● Fragmento
◇ ◇ ◇ ◇
Las catástrofes de la Gran Bretaña o cómo salir airosa de la adversidad, por Vicente E. Vallenilla
Todo lo pasado es prólogo.
Shakespeare
Pocas veces en la historia de las relaciones internacionales un país toma una inesperada decisión por mandato colectivo, con desconocidas consecuencias y que en el corto plazo, tienda a subvertir su nivel de poder y su grado de participación en la política mundial. Usualmente una variación de esa intensidad surge como resultado del enfrentamiento entre estados o como consecuencia de un conflicto interno. Esa redefinición estructural de su participación en el “sistema” internacional puede venir, por ejemplo, de un tratado, por guerra, por revolución, o acciones de similar índole y de ello pueda resultar un nuevo status quo. Pero lo que no es frecuente es que sin una force majeure que lo precipite, sino que por una votación mal concebida se proceda en ese camino inédito.
En el caso de Gran Bretaña, con pasado milenario y con un rol importante en las relaciones internacionales -particularmente destacado desde el siglo XVII hasta la mitad del siglo XX- pocas veces se ha enfrentado a situaciones como esta. Las más de ellas fueron procesos de transformación internos en la búsqueda de su particular identidad democrática, siempre sin afectar su ubicación de poder en el mundo.
En buena medida los enormes retos internos y externos de Gran Bretaña fueron producto del inmenso poderío económico y político acumulado por políticas planificadas, audaces, y hasta deliberadamente aventureras. La pérfida Albión del obispo Bossuet. Pero algunas de las conmociones mayores fueron provocadas por otros.
◇ ◇ ◇ ◇
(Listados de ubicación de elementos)
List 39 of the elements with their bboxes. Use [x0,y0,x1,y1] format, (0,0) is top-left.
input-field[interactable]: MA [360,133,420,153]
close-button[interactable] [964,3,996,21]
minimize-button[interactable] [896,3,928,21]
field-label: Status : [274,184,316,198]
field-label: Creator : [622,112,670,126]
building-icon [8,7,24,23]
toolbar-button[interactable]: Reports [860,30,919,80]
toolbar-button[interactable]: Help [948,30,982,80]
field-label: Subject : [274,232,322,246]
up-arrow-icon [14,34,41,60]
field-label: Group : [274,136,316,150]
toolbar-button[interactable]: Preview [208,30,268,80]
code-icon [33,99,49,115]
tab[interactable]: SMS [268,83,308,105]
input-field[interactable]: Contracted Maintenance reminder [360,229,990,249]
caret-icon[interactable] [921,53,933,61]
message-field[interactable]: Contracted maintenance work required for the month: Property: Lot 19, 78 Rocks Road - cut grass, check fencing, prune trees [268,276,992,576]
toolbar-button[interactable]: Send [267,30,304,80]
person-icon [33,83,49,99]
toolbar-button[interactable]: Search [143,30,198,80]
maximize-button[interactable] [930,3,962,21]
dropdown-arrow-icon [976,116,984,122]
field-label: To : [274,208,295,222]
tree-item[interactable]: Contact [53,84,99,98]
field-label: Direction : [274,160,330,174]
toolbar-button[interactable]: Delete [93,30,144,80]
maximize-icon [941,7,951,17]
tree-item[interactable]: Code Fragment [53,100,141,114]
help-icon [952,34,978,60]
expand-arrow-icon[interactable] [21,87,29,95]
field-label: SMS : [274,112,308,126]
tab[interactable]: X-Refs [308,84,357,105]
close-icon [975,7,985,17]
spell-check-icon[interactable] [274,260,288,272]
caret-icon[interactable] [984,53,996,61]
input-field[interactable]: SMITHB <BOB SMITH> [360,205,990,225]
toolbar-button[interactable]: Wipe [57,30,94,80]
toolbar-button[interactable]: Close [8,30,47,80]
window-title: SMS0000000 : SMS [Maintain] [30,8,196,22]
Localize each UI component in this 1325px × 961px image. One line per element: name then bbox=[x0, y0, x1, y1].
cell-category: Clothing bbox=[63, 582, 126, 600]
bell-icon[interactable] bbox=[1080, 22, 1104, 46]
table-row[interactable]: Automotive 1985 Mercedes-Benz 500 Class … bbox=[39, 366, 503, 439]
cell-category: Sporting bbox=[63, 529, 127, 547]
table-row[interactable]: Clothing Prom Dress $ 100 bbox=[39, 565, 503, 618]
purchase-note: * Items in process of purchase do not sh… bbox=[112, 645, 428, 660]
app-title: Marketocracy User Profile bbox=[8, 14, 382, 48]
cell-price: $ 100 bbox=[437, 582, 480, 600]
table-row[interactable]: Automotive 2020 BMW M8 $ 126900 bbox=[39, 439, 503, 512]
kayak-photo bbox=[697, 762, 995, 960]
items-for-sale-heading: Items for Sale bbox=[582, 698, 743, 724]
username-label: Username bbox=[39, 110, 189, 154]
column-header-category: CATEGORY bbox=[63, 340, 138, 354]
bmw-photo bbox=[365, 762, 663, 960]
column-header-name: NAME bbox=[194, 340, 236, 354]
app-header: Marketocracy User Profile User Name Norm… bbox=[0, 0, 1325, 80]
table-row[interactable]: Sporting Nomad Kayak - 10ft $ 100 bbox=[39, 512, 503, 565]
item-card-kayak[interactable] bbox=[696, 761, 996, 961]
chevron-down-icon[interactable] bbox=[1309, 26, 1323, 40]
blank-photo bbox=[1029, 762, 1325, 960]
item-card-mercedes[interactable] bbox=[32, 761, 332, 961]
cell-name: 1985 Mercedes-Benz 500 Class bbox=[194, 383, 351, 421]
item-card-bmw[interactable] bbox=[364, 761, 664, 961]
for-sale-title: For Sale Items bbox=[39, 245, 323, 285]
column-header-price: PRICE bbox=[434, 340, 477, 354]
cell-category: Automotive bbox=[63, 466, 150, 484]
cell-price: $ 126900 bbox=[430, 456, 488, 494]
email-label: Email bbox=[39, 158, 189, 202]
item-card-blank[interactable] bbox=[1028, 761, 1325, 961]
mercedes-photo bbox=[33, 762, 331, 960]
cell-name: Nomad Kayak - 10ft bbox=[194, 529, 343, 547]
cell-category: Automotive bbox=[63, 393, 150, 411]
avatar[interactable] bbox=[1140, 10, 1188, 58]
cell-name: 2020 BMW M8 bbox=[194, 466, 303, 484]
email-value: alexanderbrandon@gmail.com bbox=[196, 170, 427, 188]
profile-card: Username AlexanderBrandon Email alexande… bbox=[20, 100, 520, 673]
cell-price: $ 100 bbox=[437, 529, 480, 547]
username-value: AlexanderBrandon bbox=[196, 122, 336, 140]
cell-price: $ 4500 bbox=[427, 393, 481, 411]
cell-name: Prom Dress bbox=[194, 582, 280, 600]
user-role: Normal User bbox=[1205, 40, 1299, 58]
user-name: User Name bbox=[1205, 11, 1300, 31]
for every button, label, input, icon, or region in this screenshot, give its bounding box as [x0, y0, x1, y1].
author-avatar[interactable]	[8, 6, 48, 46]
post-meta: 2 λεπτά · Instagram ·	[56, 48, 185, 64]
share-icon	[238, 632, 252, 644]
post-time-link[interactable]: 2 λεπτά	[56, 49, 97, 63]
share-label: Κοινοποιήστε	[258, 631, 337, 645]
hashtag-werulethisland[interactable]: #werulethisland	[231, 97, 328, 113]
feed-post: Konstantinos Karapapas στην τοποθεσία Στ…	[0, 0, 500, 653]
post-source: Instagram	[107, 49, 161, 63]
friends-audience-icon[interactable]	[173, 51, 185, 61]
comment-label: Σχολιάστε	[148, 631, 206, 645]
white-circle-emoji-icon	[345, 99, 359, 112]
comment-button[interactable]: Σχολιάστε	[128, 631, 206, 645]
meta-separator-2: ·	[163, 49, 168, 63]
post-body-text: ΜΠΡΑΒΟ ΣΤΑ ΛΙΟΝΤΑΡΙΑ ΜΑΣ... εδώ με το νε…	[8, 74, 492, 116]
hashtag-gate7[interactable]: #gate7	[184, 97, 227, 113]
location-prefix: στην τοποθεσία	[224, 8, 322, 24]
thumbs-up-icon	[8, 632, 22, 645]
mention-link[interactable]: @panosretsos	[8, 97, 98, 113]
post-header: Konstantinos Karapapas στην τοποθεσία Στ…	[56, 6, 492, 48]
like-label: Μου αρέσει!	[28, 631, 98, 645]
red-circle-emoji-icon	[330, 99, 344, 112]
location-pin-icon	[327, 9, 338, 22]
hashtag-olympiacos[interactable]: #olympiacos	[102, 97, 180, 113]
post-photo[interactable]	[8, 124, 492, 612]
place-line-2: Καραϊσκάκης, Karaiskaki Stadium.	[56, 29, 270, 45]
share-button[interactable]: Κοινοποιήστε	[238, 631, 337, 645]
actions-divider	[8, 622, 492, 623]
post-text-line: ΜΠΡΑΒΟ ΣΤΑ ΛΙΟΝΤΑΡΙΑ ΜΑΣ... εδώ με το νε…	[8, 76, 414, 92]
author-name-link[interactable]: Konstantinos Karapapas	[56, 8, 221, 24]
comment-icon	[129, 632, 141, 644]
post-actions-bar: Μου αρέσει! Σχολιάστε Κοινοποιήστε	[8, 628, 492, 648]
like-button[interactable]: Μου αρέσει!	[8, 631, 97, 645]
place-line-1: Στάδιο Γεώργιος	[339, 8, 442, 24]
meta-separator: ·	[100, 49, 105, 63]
◇ ◇ ◇ ◇
● Tareas y ejercicios
(A) Extrae sin cambios el pasaje del fragmento sobre Gran Bretaña que va desde "Shakespeare" hasta "ese camino inédito.".
(B) Responde a estas preguntas sobre el fragmento acerca de Gran Bretaña:
(i) ¿A quién se atribuye la cita "Todo lo pasado es prólogo"?
(ii) ¿En qué período fue particularmente destacado el rol de Gran Bretaña en las relaciones internacionales?
(iii) ¿De qué obispo es la expresión "La pérfida Albión"?
(C) Sigue escribiendo el fragmento sobre las catástrofes de Gran Bretaña a partir de su última oración.

● Respuestas
(A)
Shakespeare
Pocas veces en la historia de las relaciones internacionales un país toma una inesperada decisión por mandato colectivo, con desconocidas consecuencias y que en el corto plazo, tienda a subvertir su nivel de poder y su grado de participación en la política mundial. Usualmente una variación de esa intensidad surge como resultado del enfrentamiento entre estados o como consecuencia de un conflicto interno. Esa redefinición estructural de su participación en el “sistema” internacional puede venir, por ejemplo, de un tratado, por guerra, por revolución, o acciones de similar índole y de ello pueda resultar un nuevo status quo. Pero lo que no es frecuente es que sin una force majeure que lo precipite, sino que por una votación mal concebida se proceda en ese camino inédito.

(B)
(i) A Shakespeare.
(ii) Desde el siglo XVII hasta la mitad del siglo XX.
(iii) Del obispo Bossuet.

(C)
Un ejemplo se produjo con la inesperada independencia o separación de Estados Unidos. Generó un marasmo político y social, dentro y fuera del país. Cuatro primeros ministros en sucesión después del cese de hostilidades, el rey en entredicho, el ejército arruinó su prestigio, la economía quedó en ruinas, más impuestos y pobreza, las rutas comerciales se truncaron, los precios de todos los bienes muebles e inmuebles se desplomaron. La deuda pública se incrementó desproporcionadamente. La inflación pasó de 2.1 % en 1782 a 12 % al año siguiente. La inminente posibilidad de un estallido social o de guerra civil sacudió los cimientos de la capital imperial.
Pero Gran Bretaña siempre ha tenido un superávit de talentos y en los momentos cruciales de su historia las decisiones correctas de sus hombres de Estado han ayudado a darle un giro a la adversidad inminente. No todos los pueblos son tan afortunados.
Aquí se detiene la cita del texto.